WHAT IS ASKED =>
Copy all lines that contain the word "arrow".

** start **

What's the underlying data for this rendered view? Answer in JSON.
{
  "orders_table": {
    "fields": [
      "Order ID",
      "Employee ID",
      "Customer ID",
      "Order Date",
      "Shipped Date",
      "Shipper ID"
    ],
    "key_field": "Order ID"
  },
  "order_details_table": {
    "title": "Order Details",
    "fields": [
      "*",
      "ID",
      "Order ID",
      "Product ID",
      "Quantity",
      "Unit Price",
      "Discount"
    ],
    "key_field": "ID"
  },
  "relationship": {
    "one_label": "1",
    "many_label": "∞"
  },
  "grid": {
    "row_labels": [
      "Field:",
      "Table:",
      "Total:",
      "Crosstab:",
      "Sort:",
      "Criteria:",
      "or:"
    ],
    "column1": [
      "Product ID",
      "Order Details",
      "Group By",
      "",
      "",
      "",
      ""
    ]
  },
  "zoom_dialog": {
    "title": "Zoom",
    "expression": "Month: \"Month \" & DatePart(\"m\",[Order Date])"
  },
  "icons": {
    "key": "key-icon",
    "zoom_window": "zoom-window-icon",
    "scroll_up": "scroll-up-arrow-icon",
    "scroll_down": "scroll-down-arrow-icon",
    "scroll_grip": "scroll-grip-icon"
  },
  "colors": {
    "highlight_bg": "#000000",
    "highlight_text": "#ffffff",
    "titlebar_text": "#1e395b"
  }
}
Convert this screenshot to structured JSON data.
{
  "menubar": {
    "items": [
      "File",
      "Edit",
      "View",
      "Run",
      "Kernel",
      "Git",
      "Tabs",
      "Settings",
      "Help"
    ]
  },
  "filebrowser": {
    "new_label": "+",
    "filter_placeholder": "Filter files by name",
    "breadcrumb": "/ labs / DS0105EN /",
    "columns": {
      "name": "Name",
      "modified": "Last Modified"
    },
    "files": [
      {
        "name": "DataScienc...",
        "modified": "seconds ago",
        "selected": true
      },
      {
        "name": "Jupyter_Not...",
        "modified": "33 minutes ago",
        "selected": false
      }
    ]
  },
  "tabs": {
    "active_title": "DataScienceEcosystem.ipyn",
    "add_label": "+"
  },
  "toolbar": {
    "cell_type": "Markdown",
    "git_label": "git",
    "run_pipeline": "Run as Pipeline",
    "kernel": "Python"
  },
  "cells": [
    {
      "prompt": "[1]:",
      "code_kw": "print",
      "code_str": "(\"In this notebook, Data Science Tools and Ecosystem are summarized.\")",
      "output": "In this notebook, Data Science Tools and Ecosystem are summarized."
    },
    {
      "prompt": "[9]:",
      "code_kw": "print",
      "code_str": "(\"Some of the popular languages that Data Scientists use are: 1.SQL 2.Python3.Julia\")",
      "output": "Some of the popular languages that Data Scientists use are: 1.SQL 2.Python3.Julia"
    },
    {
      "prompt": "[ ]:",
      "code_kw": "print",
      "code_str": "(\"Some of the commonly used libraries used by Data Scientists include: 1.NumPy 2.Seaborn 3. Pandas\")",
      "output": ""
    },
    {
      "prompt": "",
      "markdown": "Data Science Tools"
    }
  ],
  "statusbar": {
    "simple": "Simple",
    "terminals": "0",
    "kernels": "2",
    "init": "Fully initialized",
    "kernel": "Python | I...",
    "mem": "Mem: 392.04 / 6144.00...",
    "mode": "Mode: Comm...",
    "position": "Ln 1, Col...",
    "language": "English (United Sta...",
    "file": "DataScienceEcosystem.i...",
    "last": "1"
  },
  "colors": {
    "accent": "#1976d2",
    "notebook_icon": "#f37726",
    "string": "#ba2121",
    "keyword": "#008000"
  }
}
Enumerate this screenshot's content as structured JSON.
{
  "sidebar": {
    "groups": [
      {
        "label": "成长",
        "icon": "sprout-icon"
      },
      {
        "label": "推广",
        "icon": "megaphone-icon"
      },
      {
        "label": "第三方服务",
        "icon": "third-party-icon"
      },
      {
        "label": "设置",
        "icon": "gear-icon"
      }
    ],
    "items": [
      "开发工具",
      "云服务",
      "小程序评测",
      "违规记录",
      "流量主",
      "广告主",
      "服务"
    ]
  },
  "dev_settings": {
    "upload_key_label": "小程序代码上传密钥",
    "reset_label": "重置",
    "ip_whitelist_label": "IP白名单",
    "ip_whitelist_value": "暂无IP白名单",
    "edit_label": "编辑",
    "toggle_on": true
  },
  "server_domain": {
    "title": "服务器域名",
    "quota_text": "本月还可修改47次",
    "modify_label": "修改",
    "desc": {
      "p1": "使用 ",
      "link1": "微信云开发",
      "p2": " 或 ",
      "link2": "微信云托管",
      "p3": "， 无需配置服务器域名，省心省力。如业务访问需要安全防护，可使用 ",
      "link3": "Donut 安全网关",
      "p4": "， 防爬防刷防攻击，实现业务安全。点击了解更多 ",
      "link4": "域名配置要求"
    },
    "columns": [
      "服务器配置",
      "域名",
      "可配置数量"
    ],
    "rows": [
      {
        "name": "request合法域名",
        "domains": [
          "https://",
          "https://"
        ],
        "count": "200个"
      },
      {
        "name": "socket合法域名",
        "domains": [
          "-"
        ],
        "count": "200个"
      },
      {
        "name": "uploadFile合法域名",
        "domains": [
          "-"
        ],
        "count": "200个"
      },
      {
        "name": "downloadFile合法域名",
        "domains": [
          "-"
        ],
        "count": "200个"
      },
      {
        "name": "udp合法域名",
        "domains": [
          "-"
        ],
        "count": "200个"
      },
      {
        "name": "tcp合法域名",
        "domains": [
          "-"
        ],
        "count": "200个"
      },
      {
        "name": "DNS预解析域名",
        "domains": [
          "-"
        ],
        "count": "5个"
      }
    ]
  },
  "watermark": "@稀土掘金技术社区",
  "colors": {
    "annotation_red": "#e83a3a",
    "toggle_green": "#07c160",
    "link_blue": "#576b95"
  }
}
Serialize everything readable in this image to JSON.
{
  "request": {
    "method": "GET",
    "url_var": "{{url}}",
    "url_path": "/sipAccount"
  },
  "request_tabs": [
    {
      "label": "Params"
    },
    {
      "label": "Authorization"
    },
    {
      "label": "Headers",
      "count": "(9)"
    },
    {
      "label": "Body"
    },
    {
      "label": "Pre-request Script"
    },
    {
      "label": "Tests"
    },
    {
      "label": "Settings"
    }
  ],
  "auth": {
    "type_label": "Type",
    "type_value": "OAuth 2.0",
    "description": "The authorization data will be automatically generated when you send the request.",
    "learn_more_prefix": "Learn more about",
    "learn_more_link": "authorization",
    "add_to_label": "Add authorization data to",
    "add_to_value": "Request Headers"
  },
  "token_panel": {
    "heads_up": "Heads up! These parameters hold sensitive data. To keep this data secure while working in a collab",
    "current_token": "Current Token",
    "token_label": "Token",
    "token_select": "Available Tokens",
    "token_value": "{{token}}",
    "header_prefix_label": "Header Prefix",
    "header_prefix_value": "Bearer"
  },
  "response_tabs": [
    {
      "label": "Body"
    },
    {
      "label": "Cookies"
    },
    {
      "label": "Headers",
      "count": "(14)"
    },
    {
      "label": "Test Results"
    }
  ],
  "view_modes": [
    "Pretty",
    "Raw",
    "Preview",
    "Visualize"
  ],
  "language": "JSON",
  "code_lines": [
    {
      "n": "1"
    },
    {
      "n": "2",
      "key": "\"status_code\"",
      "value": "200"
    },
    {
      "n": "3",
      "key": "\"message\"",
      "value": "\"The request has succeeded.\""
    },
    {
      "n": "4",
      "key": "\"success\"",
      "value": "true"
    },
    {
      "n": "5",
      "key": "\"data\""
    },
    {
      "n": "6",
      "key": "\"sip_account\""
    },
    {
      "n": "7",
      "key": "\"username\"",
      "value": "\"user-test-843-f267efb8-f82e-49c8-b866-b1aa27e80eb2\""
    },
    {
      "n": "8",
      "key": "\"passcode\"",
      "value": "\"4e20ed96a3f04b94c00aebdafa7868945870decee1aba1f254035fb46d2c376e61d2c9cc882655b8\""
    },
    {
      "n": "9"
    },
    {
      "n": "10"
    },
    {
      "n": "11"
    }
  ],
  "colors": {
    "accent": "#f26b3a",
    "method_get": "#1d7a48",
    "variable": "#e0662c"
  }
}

** end **

FULL SOLUTION =>
    "scroll_up": "scroll-up-arrow-icon",
    "scroll_down": "scroll-down-arrow-icon",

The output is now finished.